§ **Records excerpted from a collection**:
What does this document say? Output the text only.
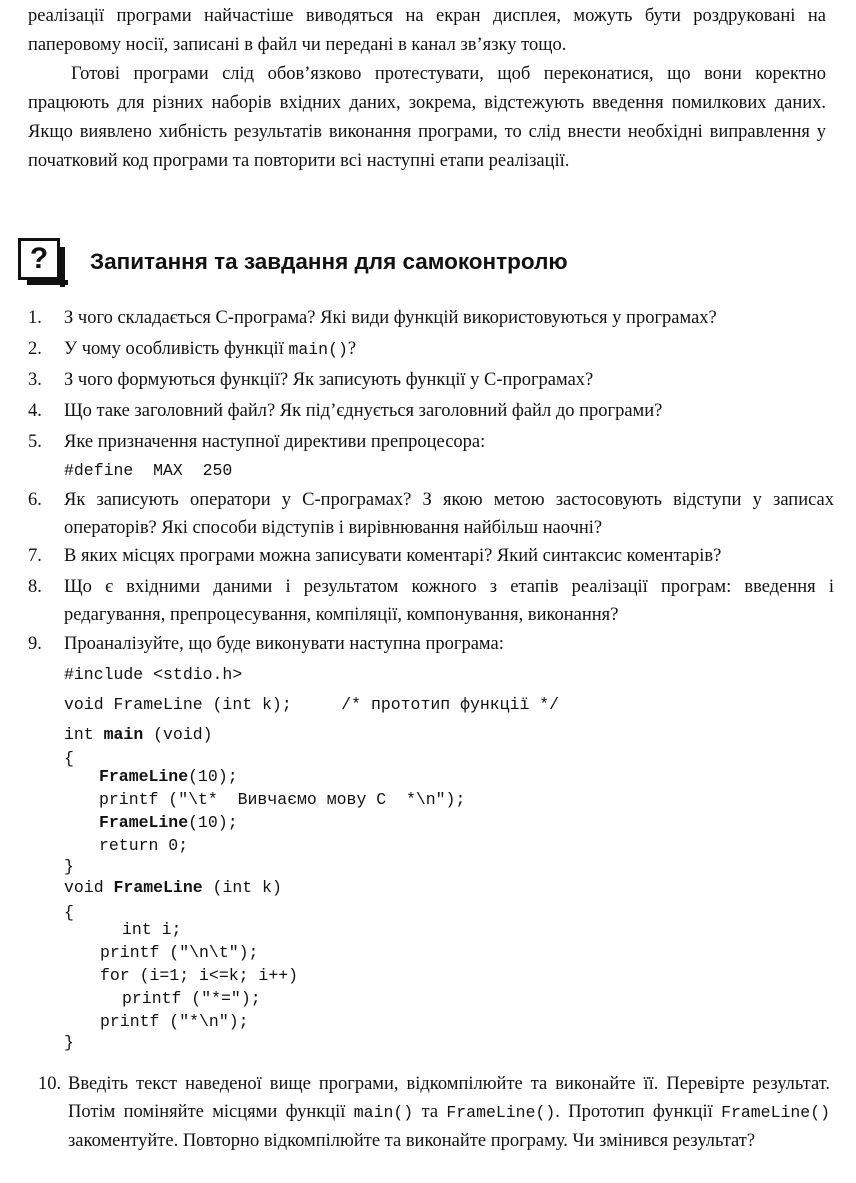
реалізації програми найчастіше виводяться на екран дисплея, можуть бути роздруковані на паперовому носії, записані в файл чи передані в канал зв’язку тощо.
Готові програми слід обов’язково протестувати, щоб переконатися, що вони коректно працюють для різних наборів вхідних даних, зокрема, відстежують введення помилкових даних. Якщо виявлено хибність результатів виконання програми, то слід внести необхідні виправлення у початковий код програми та повторити всі наступні етапи реалізації.
?	Запитання та завдання для самоконтролю
1.	З чого складається С-програма? Які види функцій використовуються у програмах?
2.	У чому особливість функції main()?
3.	З чого формуються функції? Як записують функції у С-програмах?
4.	Що таке заголовний файл? Як під’єднується заголовний файл до програми?
5.	Яке призначення наступної директиви препроцесора:
#define  MAX  250
6.	Як записують оператори у С-програмах? З якою метою застосовують відступи у записах операторів? Які способи відступів і вирівнювання найбільш наочні?
7.	В яких місцях програми можна записувати коментарі? Який синтаксис коментарів?
8.	Що є вхідними даними і результатом кожного з етапів реалізації програм: введення і редагування, препроцесування, компіляції, компонування, виконання?
9.	Проаналізуйте, що буде виконувати наступна програма:
#include <stdio.h>
void FrameLine (int k);     /* прототип функції */
int main (void)
{
FrameLine(10);
printf ("\t*  Вивчаємо мову C  *\n");
FrameLine(10);
return 0;
}
void FrameLine (int k)
{
int i;
printf ("\n\t");
for (i=1; i<=k; i++)
printf ("*=");
printf ("*\n");
}
10. Введіть текст наведеної вище програми, відкомпілюйте та виконайте її. Перевірте результат. Потім поміняйте місцями функції main() та FrameLine(). Прототип функції FrameLine() закоментуйте. Повторно відкомпілюйте та виконайте програму. Чи змінився результат?
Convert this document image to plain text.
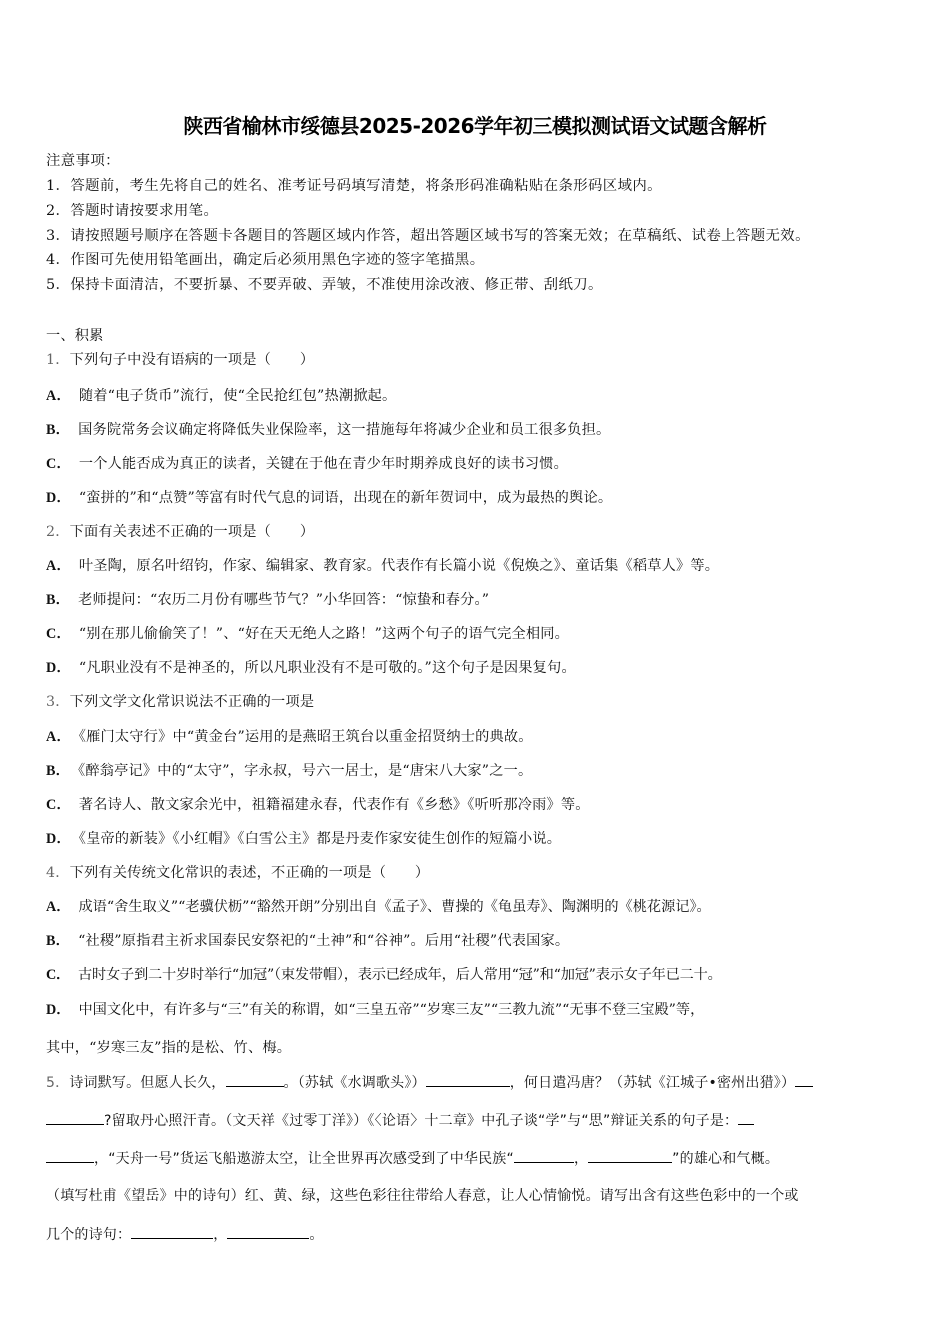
陕西省榆林市绥德县2025-2026学年初三模拟测试语文试题含解析
注意事项：
1．答题前，考生先将自己的姓名、准考证号码填写清楚，将条形码准确粘贴在条形码区域内。
2．答题时请按要求用笔。
3．请按照题号顺序在答题卡各题目的答题区域内作答，超出答题区域书写的答案无效；在草稿纸、试卷上答题无效。
4．作图可先使用铅笔画出，确定后必须用黑色字迹的签字笔描黑。
5．保持卡面清洁，不要折暴、不要弄破、弄皱，不准使用涂改液、修正带、刮纸刀。
一、积累
1．下列句子中没有语病的一项是（　　）
A． 随着“电子货币”流行，使“全民抢红包”热潮掀起。
B． 国务院常务会议确定将降低失业保险率，这一措施每年将减少企业和员工很多负担。
C． 一个人能否成为真正的读者，关键在于他在青少年时期养成良好的读书习惯。
D． “蛮拼的”和“点赞”等富有时代气息的词语，出现在的新年贺词中，成为最热的舆论。
2．下面有关表述不正确的一项是（　　）
A． 叶圣陶，原名叶绍钧，作家、编辑家、教育家。代表作有长篇小说《倪焕之》、童话集《稻草人》等。
B． 老师提问：“农历二月份有哪些节气？”小华回答：“惊蛰和春分。”
C． “别在那儿偷偷笑了！”、“好在天无绝人之路！”这两个句子的语气完全相同。
D． “凡职业没有不是神圣的，所以凡职业没有不是可敬的。”这个句子是因果复句。
3．下列文学文化常识说法不正确的一项是
A． 《雁门太守行》中“黄金台”运用的是燕昭王筑台以重金招贤纳士的典故。
B． 《醉翁亭记》中的“太守”，字永叔，号六一居士，是“唐宋八大家”之一。
C． 著名诗人、散文家余光中，祖籍福建永春，代表作有《乡愁》《听听那冷雨》等。
D． 《皇帝的新装》《小红帽》《白雪公主》都是丹麦作家安徒生创作的短篇小说。
4．下列有关传统文化常识的表述，不正确的一项是（　　）
A． 成语“舍生取义”“老骥伏枥”“豁然开朗”分别出自《孟子》、曹操的《龟虽寿》、陶渊明的《桃花源记》。
B． “社稷”原指君主祈求国泰民安祭祀的“土神”和“谷神”。后用“社稷”代表国家。
C． 古时女子到二十岁时举行“加冠”（束发带帽），表示已经成年，后人常用“冠”和“加冠”表示女子年已二十。
D． 中国文化中，有许多与“三”有关的称谓，如“三皇五帝”“岁寒三友”“三教九流”“无事不登三宝殿”等，
其中，“岁寒三友”指的是松、竹、梅。
5．诗词默写。但愿人长久，	。（苏轼《水调歌头》）	，何日遣冯唐？（苏轼《江城子•密州出猎》）
?留取丹心照汗青。（文天祥《过零丁洋》）《〈论语〉十二章》中孔子谈“学”与“思”辩证关系的句子是：
，“天舟一号”货运飞船遨游太空，让全世界再次感受到了中华民族“	，	”的雄心和气概。
（填写杜甫《望岳》中的诗句）红、黄、绿，这些色彩往往带给人春意，让人心情愉悦。请写出含有这些色彩中的一个或
几个的诗句：	，	。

§ **WHAT TO PRODUCE**:
Reproduce each line from the records that contains the word "функції".

§ **TASK OUTPUT**:
2.	У чому особливість функції main()?
3.	З чого формуються функції? Як записують функції у С-програмах?
void FrameLine (int k);     /* прототип функції */
10. Введіть текст наведеної вище програми, відкомпілюйте та виконайте її. Перевірте результат. Потім поміняйте місцями функції main() та FrameLine(). Прототип функції FrameLine() закоментуйте. Повторно відкомпілюйте та виконайте програму. Чи змінився результат?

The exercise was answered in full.